-- begin TASK INPUTS --
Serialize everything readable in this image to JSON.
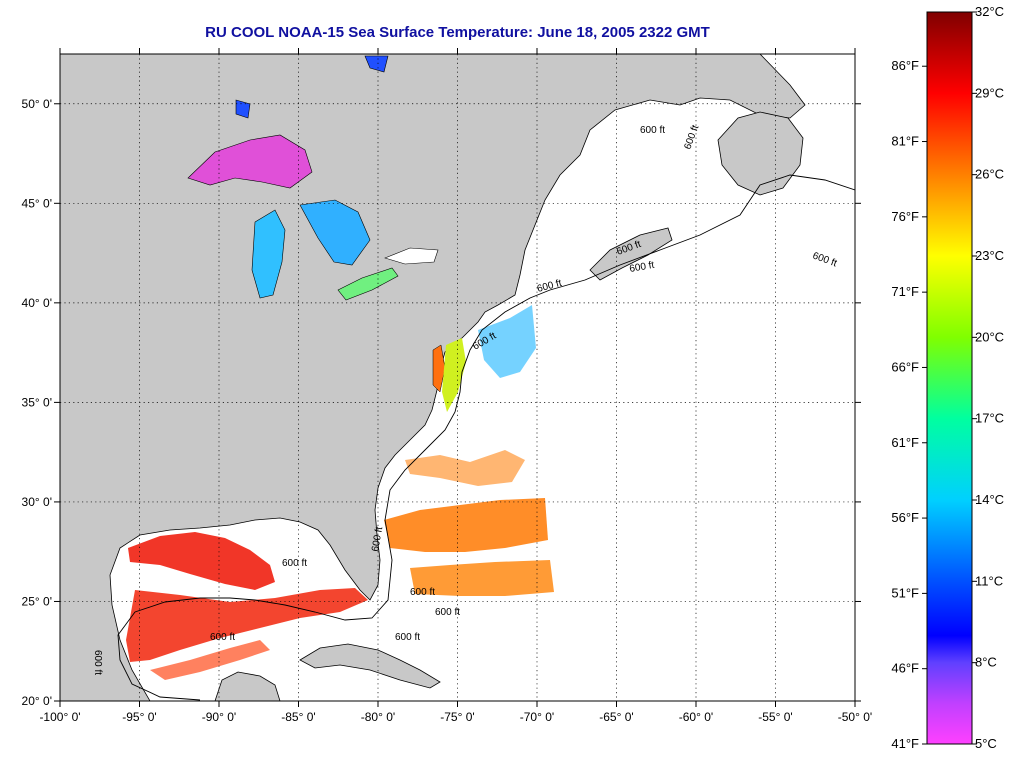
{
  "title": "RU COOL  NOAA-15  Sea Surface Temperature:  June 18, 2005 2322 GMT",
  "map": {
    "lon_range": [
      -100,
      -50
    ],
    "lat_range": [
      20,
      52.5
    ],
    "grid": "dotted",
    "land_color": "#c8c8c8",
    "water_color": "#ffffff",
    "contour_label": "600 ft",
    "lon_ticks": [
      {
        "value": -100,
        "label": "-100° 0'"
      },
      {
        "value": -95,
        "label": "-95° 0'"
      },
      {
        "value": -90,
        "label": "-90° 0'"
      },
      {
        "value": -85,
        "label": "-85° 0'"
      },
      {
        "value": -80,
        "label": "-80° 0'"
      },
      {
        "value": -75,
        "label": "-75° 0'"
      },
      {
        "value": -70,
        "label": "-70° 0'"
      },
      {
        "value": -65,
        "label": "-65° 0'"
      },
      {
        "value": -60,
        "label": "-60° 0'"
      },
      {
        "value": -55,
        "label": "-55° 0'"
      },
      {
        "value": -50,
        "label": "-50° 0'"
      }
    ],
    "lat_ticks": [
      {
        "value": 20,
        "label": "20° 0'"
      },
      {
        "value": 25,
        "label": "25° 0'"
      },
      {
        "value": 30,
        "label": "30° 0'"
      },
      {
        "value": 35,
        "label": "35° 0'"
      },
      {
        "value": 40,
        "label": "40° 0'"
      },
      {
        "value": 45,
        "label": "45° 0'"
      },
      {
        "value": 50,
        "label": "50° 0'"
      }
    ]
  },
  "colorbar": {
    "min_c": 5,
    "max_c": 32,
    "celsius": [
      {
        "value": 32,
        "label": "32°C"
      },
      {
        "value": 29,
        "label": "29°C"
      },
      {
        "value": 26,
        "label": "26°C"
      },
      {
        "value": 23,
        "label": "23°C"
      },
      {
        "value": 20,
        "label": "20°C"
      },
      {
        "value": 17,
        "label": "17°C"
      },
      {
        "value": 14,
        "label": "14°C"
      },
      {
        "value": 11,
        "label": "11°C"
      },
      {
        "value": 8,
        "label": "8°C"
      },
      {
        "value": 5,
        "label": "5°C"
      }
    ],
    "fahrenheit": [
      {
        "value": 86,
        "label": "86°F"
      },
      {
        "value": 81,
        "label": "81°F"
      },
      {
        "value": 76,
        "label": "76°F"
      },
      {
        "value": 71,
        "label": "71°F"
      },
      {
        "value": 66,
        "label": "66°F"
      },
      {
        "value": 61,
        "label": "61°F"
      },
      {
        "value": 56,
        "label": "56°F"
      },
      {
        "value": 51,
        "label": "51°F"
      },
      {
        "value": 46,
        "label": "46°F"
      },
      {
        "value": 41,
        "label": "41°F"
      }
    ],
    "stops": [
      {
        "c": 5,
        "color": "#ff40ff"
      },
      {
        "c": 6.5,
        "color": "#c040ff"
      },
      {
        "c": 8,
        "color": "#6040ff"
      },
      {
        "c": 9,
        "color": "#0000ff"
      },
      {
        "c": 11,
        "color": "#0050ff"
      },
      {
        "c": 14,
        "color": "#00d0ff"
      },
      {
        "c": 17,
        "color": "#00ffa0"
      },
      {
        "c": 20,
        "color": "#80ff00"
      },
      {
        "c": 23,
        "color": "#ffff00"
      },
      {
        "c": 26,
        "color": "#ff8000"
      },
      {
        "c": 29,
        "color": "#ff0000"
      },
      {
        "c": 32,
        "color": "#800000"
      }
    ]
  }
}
-- end TASK INPUTS --
-- begin TASK INPUTS --
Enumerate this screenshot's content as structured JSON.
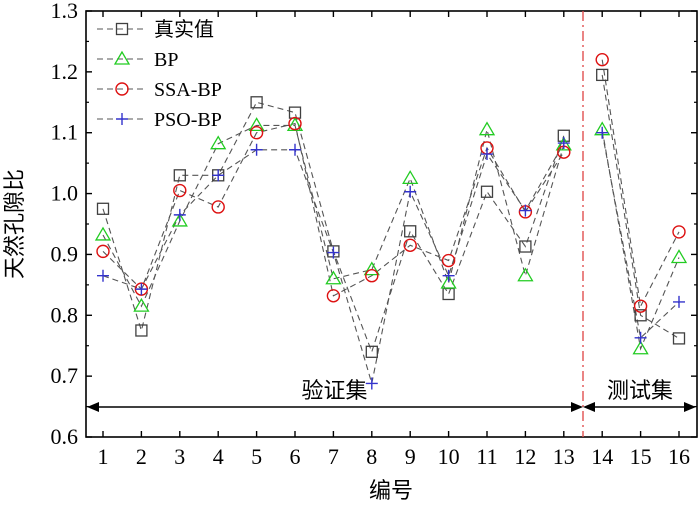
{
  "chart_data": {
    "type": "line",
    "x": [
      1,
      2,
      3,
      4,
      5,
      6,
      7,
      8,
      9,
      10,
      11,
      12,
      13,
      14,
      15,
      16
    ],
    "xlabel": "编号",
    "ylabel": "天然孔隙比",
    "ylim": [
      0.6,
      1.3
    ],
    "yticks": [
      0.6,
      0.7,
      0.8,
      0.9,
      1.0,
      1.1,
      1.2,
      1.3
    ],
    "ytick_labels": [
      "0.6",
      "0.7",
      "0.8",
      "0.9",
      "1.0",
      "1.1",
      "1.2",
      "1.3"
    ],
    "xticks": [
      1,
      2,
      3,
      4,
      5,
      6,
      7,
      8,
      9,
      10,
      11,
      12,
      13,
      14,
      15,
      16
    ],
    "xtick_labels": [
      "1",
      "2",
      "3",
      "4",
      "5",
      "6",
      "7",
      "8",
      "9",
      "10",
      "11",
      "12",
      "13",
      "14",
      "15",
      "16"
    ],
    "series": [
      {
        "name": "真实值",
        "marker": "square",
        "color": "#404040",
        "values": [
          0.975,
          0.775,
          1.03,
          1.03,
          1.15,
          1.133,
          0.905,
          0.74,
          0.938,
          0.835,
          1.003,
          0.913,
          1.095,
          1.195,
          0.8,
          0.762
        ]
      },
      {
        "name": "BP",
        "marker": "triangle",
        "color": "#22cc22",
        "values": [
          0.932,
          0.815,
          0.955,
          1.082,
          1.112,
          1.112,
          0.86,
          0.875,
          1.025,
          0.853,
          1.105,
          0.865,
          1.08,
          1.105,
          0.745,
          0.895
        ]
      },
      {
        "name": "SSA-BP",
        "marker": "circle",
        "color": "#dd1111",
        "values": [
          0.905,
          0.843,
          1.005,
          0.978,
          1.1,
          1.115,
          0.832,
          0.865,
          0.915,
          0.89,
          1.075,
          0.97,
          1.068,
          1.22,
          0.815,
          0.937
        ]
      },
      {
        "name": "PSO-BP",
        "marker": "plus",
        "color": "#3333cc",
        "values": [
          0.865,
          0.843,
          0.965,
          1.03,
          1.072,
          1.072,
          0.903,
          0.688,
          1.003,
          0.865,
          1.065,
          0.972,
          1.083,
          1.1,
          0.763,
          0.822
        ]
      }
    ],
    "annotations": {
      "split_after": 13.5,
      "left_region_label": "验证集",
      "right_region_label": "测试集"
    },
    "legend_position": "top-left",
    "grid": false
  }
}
-- end TASK INPUTS --
WHAT IS NEEDED: Using the entries above, tally how many lines have the word "JSON" in them; write the number and nothing more.

PROBLEM SOLUTION: 2